_Requirement_
Every entry that follows should be repeated exactly; drop the images.

_Input data_
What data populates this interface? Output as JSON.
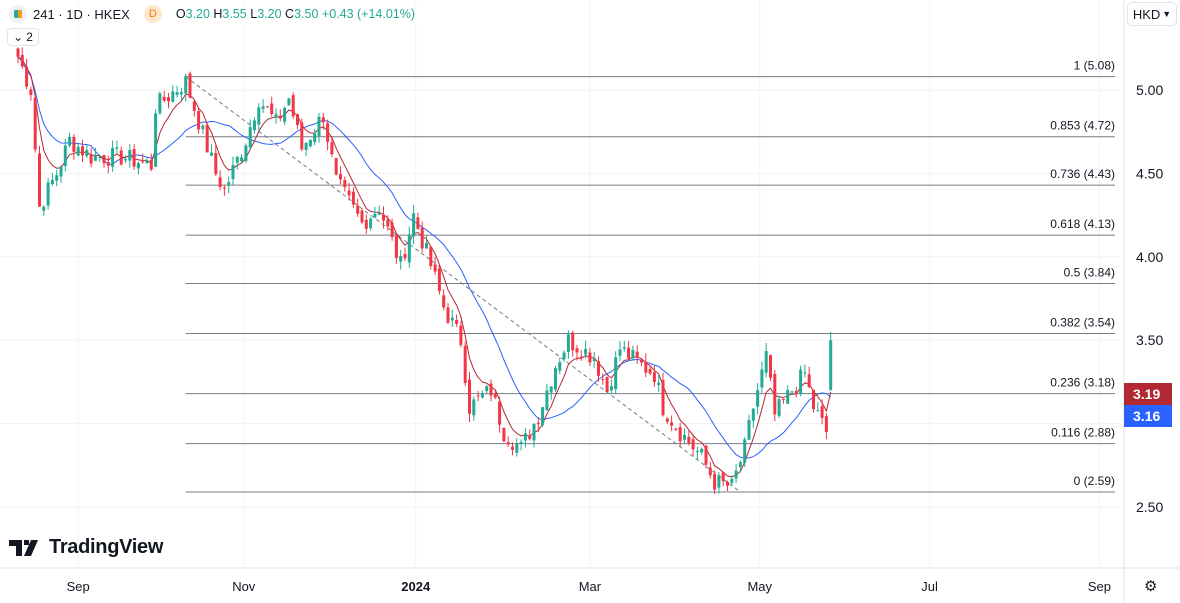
{
  "header": {
    "symbol": "241 · 1D · HKEX",
    "interval_badge": "D",
    "open": "3.20",
    "high": "3.55",
    "low": "3.20",
    "close": "3.50",
    "change": "+0.43 (+14.01%)",
    "o_label": "O",
    "h_label": "H",
    "l_label": "L",
    "c_label": "C",
    "collapsed_count": "2"
  },
  "currency": "HKD",
  "brand": "TradingView",
  "colors": {
    "up": "#22ab94",
    "down": "#f23645",
    "ma_fast": "#b22833",
    "ma_slow": "#2962ff",
    "fib": "#787b86",
    "grid": "#f0f3fa"
  },
  "chart_data": {
    "type": "candlestick",
    "title": "241 · 1D · HKEX",
    "ylim": [
      2.15,
      5.45
    ],
    "yticks": [
      "5.00",
      "4.50",
      "4.00",
      "3.50",
      "2.50"
    ],
    "ytick_values": [
      5.0,
      4.5,
      4.0,
      3.5,
      2.5
    ],
    "xticks": [
      {
        "label": "Sep",
        "idx": 14,
        "bold": false
      },
      {
        "label": "Nov",
        "idx": 52.5,
        "bold": false
      },
      {
        "label": "2024",
        "idx": 92.5,
        "bold": true
      },
      {
        "label": "Mar",
        "idx": 133,
        "bold": false
      },
      {
        "label": "May",
        "idx": 172.5,
        "bold": false
      },
      {
        "label": "Jul",
        "idx": 212,
        "bold": false
      },
      {
        "label": "Sep",
        "idx": 251.5,
        "bold": false
      }
    ],
    "x_range": [
      -0.5,
      257.5
    ],
    "close_keypoints": [
      [
        0,
        5.2
      ],
      [
        3,
        5.0
      ],
      [
        5,
        4.3
      ],
      [
        9,
        4.5
      ],
      [
        12,
        4.7
      ],
      [
        17,
        4.6
      ],
      [
        24,
        4.6
      ],
      [
        31,
        4.55
      ],
      [
        32,
        4.9
      ],
      [
        39,
        5.05
      ],
      [
        46,
        4.5
      ],
      [
        48,
        4.4
      ],
      [
        53,
        4.7
      ],
      [
        56,
        4.95
      ],
      [
        60,
        4.8
      ],
      [
        63,
        4.95
      ],
      [
        66,
        4.65
      ],
      [
        71,
        4.85
      ],
      [
        74,
        4.45
      ],
      [
        80,
        4.2
      ],
      [
        84,
        4.3
      ],
      [
        89,
        3.95
      ],
      [
        92,
        4.25
      ],
      [
        96,
        3.95
      ],
      [
        99,
        3.7
      ],
      [
        103,
        3.5
      ],
      [
        105,
        3.1
      ],
      [
        110,
        3.2
      ],
      [
        113,
        2.95
      ],
      [
        117,
        2.85
      ],
      [
        121,
        3.05
      ],
      [
        125,
        3.35
      ],
      [
        128,
        3.5
      ],
      [
        131,
        3.45
      ],
      [
        134,
        3.4
      ],
      [
        137,
        3.2
      ],
      [
        140,
        3.45
      ],
      [
        145,
        3.35
      ],
      [
        148,
        3.3
      ],
      [
        150,
        3.1
      ],
      [
        154,
        2.95
      ],
      [
        159,
        2.8
      ],
      [
        162,
        2.65
      ],
      [
        166,
        2.62
      ],
      [
        169,
        2.85
      ],
      [
        171,
        3.1
      ],
      [
        174,
        3.4
      ],
      [
        176,
        3.05
      ],
      [
        180,
        3.2
      ],
      [
        183,
        3.3
      ],
      [
        185,
        3.1
      ],
      [
        188,
        2.95
      ]
    ],
    "last_candle": {
      "open": 3.2,
      "high": 3.55,
      "low": 3.2,
      "close": 3.5
    },
    "ma_fast_last": "3.19",
    "ma_slow_last": "3.16",
    "fib_levels": [
      {
        "ratio": "1",
        "price": 5.08,
        "label": "1 (5.08)"
      },
      {
        "ratio": "0.853",
        "price": 4.72,
        "label": "0.853 (4.72)"
      },
      {
        "ratio": "0.736",
        "price": 4.43,
        "label": "0.736 (4.43)"
      },
      {
        "ratio": "0.618",
        "price": 4.13,
        "label": "0.618 (4.13)"
      },
      {
        "ratio": "0.5",
        "price": 3.84,
        "label": "0.5 (3.84)"
      },
      {
        "ratio": "0.382",
        "price": 3.54,
        "label": "0.382 (3.54)"
      },
      {
        "ratio": "0.236",
        "price": 3.18,
        "label": "0.236 (3.18)"
      },
      {
        "ratio": "0.116",
        "price": 2.88,
        "label": "0.116 (2.88)"
      },
      {
        "ratio": "0",
        "price": 2.59,
        "label": "0 (2.59)"
      }
    ],
    "fib_start_idx": 39,
    "trend_line": {
      "from": [
        39,
        5.08
      ],
      "to": [
        168,
        2.59
      ]
    }
  }
}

_Solution for this exercise_
What data populates this interface? Output as JSON.
{
  "header": {
    "symbol": "241 · 1D · HKEX",
    "interval_badge": "D",
    "open": "3.20",
    "high": "3.55",
    "low": "3.20",
    "close": "3.50",
    "change": "+0.43 (+14.01%)",
    "o_label": "O",
    "h_label": "H",
    "l_label": "L",
    "c_label": "C",
    "collapsed_count": "2"
  },
  "currency": "HKD",
  "brand": "TradingView",
  "colors": {
    "up": "#22ab94",
    "down": "#f23645",
    "ma_fast": "#b22833",
    "ma_slow": "#2962ff",
    "fib": "#787b86",
    "grid": "#f0f3fa"
  },
  "chart_data": {
    "type": "candlestick",
    "title": "241 · 1D · HKEX",
    "ylim": [
      2.15,
      5.45
    ],
    "yticks": [
      "5.00",
      "4.50",
      "4.00",
      "3.50",
      "2.50"
    ],
    "ytick_values": [
      5.0,
      4.5,
      4.0,
      3.5,
      2.5
    ],
    "xticks": [
      {
        "label": "Sep",
        "idx": 14,
        "bold": false
      },
      {
        "label": "Nov",
        "idx": 52.5,
        "bold": false
      },
      {
        "label": "2024",
        "idx": 92.5,
        "bold": true
      },
      {
        "label": "Mar",
        "idx": 133,
        "bold": false
      },
      {
        "label": "May",
        "idx": 172.5,
        "bold": false
      },
      {
        "label": "Jul",
        "idx": 212,
        "bold": false
      },
      {
        "label": "Sep",
        "idx": 251.5,
        "bold": false
      }
    ],
    "x_range": [
      -0.5,
      257.5
    ],
    "close_keypoints": [
      [
        0,
        5.2
      ],
      [
        3,
        5.0
      ],
      [
        5,
        4.3
      ],
      [
        9,
        4.5
      ],
      [
        12,
        4.7
      ],
      [
        17,
        4.6
      ],
      [
        24,
        4.6
      ],
      [
        31,
        4.55
      ],
      [
        32,
        4.9
      ],
      [
        39,
        5.05
      ],
      [
        46,
        4.5
      ],
      [
        48,
        4.4
      ],
      [
        53,
        4.7
      ],
      [
        56,
        4.95
      ],
      [
        60,
        4.8
      ],
      [
        63,
        4.95
      ],
      [
        66,
        4.65
      ],
      [
        71,
        4.85
      ],
      [
        74,
        4.45
      ],
      [
        80,
        4.2
      ],
      [
        84,
        4.3
      ],
      [
        89,
        3.95
      ],
      [
        92,
        4.25
      ],
      [
        96,
        3.95
      ],
      [
        99,
        3.7
      ],
      [
        103,
        3.5
      ],
      [
        105,
        3.1
      ],
      [
        110,
        3.2
      ],
      [
        113,
        2.95
      ],
      [
        117,
        2.85
      ],
      [
        121,
        3.05
      ],
      [
        125,
        3.35
      ],
      [
        128,
        3.5
      ],
      [
        131,
        3.45
      ],
      [
        134,
        3.4
      ],
      [
        137,
        3.2
      ],
      [
        140,
        3.45
      ],
      [
        145,
        3.35
      ],
      [
        148,
        3.3
      ],
      [
        150,
        3.1
      ],
      [
        154,
        2.95
      ],
      [
        159,
        2.8
      ],
      [
        162,
        2.65
      ],
      [
        166,
        2.62
      ],
      [
        169,
        2.85
      ],
      [
        171,
        3.1
      ],
      [
        174,
        3.4
      ],
      [
        176,
        3.05
      ],
      [
        180,
        3.2
      ],
      [
        183,
        3.3
      ],
      [
        185,
        3.1
      ],
      [
        188,
        2.95
      ]
    ],
    "last_candle": {
      "open": 3.2,
      "high": 3.55,
      "low": 3.2,
      "close": 3.5
    },
    "ma_fast_last": "3.19",
    "ma_slow_last": "3.16",
    "fib_levels": [
      {
        "ratio": "1",
        "price": 5.08,
        "label": "1 (5.08)"
      },
      {
        "ratio": "0.853",
        "price": 4.72,
        "label": "0.853 (4.72)"
      },
      {
        "ratio": "0.736",
        "price": 4.43,
        "label": "0.736 (4.43)"
      },
      {
        "ratio": "0.618",
        "price": 4.13,
        "label": "0.618 (4.13)"
      },
      {
        "ratio": "0.5",
        "price": 3.84,
        "label": "0.5 (3.84)"
      },
      {
        "ratio": "0.382",
        "price": 3.54,
        "label": "0.382 (3.54)"
      },
      {
        "ratio": "0.236",
        "price": 3.18,
        "label": "0.236 (3.18)"
      },
      {
        "ratio": "0.116",
        "price": 2.88,
        "label": "0.116 (2.88)"
      },
      {
        "ratio": "0",
        "price": 2.59,
        "label": "0 (2.59)"
      }
    ],
    "fib_start_idx": 39,
    "trend_line": {
      "from": [
        39,
        5.08
      ],
      "to": [
        168,
        2.59
      ]
    }
  }
}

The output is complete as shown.